» Text extract
___
The Special State Protection Service of Georgia (SSPS) ( [სდსს], ) is a militarized government agency of Georgia tasked with the protection of several, mandated by the relevant law, high-ranking state officials, including the President of Georgia, as well as certain national properties, high-ranking foreign visitors and diplomatic offices. It is mostly subordinated to the Parliament of Georgia, with only the part responsible for the incumbent president's security being under the authority of the President of Georgia.

History
The predecessor of the Special State Protection Service was the Government Protective Service of the Republic of Georgia (საქართველოს რესპუბლიკის სამთავრობო დაცვის სამსახური) formed on June 23 1994 on the basis of the Government Protective Directorate of the Ministry of State Security of Georgia. On February 20, 1996 the agency adopted the current name in line with the "Law of Georgia on Special State Protection Service".
___
In the passage on the Special State Protection Service of Georgia, rewrite the part starting at "The Special State Protection Service of" and ending at "President of Georgia.", changing "diplomatic offices" to "diplomatic missions". The items that follow are not required for any part of this exercise.
___
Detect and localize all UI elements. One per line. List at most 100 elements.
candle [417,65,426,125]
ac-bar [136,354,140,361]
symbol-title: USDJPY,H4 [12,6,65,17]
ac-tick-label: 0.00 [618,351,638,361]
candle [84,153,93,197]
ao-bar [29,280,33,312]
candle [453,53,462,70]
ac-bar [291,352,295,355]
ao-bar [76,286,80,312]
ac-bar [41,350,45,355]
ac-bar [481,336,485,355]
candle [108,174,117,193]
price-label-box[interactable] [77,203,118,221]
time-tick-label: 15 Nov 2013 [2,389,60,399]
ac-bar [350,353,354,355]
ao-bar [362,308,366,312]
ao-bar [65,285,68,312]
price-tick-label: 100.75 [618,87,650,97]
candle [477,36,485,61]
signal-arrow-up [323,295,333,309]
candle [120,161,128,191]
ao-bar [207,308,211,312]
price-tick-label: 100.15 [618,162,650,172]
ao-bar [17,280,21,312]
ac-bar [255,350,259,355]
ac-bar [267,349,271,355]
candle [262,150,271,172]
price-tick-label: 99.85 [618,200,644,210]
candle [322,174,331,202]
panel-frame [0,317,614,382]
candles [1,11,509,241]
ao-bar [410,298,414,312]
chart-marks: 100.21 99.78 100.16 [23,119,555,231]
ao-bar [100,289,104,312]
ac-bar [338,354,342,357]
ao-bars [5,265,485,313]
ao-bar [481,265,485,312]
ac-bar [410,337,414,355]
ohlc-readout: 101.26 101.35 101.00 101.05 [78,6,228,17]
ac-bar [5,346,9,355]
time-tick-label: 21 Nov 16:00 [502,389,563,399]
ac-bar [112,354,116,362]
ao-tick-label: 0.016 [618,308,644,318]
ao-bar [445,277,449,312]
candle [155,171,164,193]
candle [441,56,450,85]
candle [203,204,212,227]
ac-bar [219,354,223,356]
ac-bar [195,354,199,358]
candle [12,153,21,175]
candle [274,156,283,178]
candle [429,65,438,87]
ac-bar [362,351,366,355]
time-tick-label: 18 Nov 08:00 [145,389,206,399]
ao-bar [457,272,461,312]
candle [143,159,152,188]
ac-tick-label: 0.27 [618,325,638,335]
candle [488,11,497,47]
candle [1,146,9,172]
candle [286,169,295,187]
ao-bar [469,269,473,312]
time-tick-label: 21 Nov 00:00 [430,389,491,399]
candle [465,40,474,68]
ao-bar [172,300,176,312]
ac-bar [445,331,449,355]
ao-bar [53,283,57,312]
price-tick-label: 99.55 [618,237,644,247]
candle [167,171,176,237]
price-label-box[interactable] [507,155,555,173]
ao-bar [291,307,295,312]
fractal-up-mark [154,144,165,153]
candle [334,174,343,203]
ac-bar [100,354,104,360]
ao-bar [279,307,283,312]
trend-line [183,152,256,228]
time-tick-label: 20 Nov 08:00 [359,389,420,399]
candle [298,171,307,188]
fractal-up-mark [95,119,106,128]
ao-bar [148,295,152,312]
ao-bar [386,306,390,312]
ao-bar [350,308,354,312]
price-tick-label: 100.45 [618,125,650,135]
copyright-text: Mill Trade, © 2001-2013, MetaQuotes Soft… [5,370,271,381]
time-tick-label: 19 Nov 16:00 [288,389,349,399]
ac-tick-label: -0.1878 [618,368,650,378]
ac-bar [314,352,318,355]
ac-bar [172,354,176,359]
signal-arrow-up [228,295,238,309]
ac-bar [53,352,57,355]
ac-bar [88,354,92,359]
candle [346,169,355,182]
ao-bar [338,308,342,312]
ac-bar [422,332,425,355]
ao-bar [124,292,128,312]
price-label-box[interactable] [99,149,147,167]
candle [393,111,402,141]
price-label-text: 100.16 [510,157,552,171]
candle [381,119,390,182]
___
» Expected answer
The Special State Protection Service of Georgia (SSPS) ( [სდსს], ) is a militarized government agency of Georgia tasked with the protection of several, mandated by the relevant law, high-ranking state officials, including the President of Georgia, as well as certain national properties, high-ranking foreign visitors and diplomatic missions. It is mostly subordinated to the Parliament of Georgia, with only the part responsible for the incumbent president's security being under the authority of the President of Georgia.